Problem to work on
Copy each line that contains the string "국가적색목록".
==== Exercise input
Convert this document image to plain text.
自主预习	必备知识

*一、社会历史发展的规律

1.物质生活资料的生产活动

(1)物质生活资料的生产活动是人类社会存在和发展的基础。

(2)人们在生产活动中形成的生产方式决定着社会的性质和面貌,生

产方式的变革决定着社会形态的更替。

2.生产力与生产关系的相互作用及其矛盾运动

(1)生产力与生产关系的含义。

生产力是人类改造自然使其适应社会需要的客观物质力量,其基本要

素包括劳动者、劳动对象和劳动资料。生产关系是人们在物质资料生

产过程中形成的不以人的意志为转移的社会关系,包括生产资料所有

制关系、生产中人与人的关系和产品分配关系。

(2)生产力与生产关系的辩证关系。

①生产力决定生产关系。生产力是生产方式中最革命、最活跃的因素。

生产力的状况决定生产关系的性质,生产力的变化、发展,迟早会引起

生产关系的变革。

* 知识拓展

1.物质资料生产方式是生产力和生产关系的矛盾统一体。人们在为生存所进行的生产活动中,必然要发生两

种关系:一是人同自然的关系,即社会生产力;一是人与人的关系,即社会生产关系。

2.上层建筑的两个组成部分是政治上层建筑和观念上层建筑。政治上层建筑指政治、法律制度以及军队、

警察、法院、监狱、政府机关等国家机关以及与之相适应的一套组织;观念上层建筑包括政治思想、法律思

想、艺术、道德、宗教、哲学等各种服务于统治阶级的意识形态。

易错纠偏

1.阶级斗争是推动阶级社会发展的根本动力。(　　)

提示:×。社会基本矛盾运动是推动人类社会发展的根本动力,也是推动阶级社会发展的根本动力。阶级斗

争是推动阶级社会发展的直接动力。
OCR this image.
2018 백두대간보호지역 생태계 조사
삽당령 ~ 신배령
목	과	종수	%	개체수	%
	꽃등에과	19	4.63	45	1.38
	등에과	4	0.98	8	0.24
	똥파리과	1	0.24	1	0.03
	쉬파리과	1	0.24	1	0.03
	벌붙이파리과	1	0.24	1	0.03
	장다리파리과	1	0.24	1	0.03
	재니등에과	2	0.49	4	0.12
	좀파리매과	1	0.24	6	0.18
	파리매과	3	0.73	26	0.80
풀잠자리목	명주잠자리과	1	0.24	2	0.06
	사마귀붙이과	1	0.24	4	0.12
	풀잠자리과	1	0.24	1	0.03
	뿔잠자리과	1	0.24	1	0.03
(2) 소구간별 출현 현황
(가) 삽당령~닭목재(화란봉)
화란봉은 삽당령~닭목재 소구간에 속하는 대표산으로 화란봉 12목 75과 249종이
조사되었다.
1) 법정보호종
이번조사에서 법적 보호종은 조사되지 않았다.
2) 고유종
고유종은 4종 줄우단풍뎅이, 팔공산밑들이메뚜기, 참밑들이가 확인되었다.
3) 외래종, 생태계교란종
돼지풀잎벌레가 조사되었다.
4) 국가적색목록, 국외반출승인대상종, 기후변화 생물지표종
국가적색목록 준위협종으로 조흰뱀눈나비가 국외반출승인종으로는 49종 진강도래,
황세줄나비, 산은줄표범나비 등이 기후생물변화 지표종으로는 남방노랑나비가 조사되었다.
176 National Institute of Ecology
========
Complete output
4) 국가적색목록, 국외반출승인대상종, 기후변화 생물지표종
국가적색목록 준위협종으로 조흰뱀눈나비가 국외반출승인종으로는 49종 진강도래,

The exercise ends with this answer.